== Material provided ==
○ ○ ○ ○ ○
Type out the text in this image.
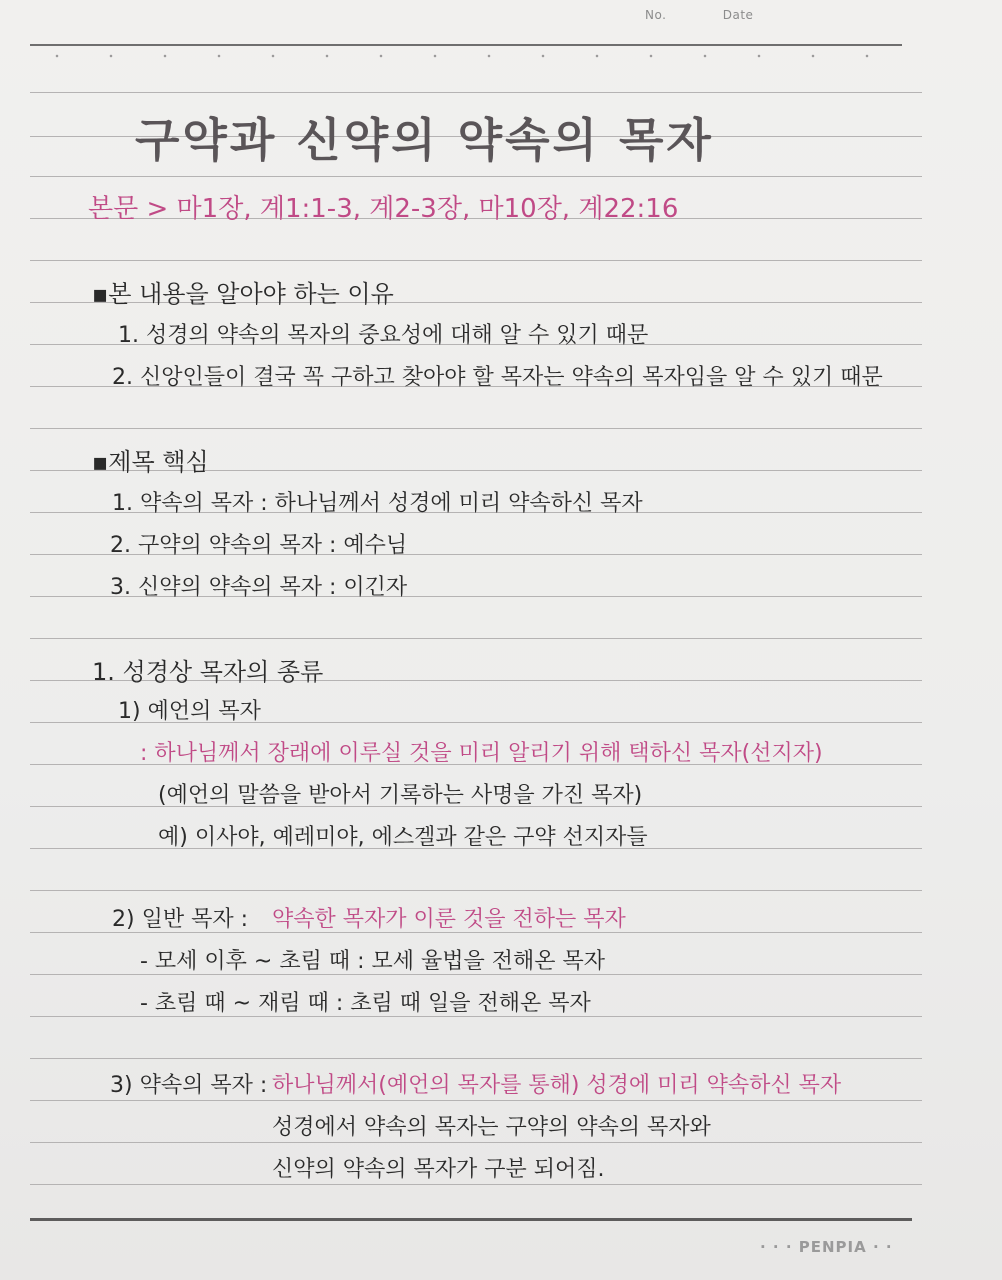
No.	Date
구약과 신약의 약속의 목자
본문 > 마1장, 계1:1-3, 계2-3장, 마10장, 계22:16
▪본 내용을 알아야 하는 이유
1. 성경의 약속의 목자의 중요성에 대해 알 수 있기 때문
2. 신앙인들이 결국 꼭 구하고 찾아야 할 목자는 약속의 목자임을 알 수 있기 때문
▪제목 핵심
1. 약속의 목자 : 하나님께서 성경에 미리 약속하신 목자
2. 구약의 약속의 목자 : 예수님
3. 신약의 약속의 목자 : 이긴자
1. 성경상 목자의 종류
1) 예언의 목자
: 하나님께서 장래에 이루실 것을 미리 알리기 위해 택하신 목자(선지자)
(예언의 말씀을 받아서 기록하는 사명을 가진 목자)
예) 이사야, 예레미야, 에스겔과 같은 구약 선지자들
2) 일반 목자 : 약속한 목자가 이룬 것을 전하는 목자
- 모세 이후 ~ 초림 때 : 모세 율법을 전해온 목자
- 초림 때 ~ 재림 때 : 초림 때 일을 전해온 목자
3) 약속의 목자 : 하나님께서(예언의 목자를 통해) 성경에 미리 약속하신 목자
성경에서 약속의 목자는 구약의 약속의 목자와
신약의 약속의 목자가 구분 되어짐.
· · · PENPIA · ·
○ ○ ○ ○ ○
== What the task requires ==
Copy each line of the records precisely and drop any images they hold.

== Response to this exercise ==
Type out the text in this image.
No.	Date
구약과 신약의 약속의 목자
본문 > 마1장, 계1:1-3, 계2-3장, 마10장, 계22:16
▪본 내용을 알아야 하는 이유
1. 성경의 약속의 목자의 중요성에 대해 알 수 있기 때문
2. 신앙인들이 결국 꼭 구하고 찾아야 할 목자는 약속의 목자임을 알 수 있기 때문
▪제목 핵심
1. 약속의 목자 : 하나님께서 성경에 미리 약속하신 목자
2. 구약의 약속의 목자 : 예수님
3. 신약의 약속의 목자 : 이긴자
1. 성경상 목자의 종류
1) 예언의 목자
: 하나님께서 장래에 이루실 것을 미리 알리기 위해 택하신 목자(선지자)
(예언의 말씀을 받아서 기록하는 사명을 가진 목자)
예) 이사야, 예레미야, 에스겔과 같은 구약 선지자들
2) 일반 목자 : 약속한 목자가 이룬 것을 전하는 목자
- 모세 이후 ~ 초림 때 : 모세 율법을 전해온 목자
- 초림 때 ~ 재림 때 : 초림 때 일을 전해온 목자
3) 약속의 목자 : 하나님께서(예언의 목자를 통해) 성경에 미리 약속하신 목자
성경에서 약속의 목자는 구약의 약속의 목자와
신약의 약속의 목자가 구분 되어짐.
· · · PENPIA · ·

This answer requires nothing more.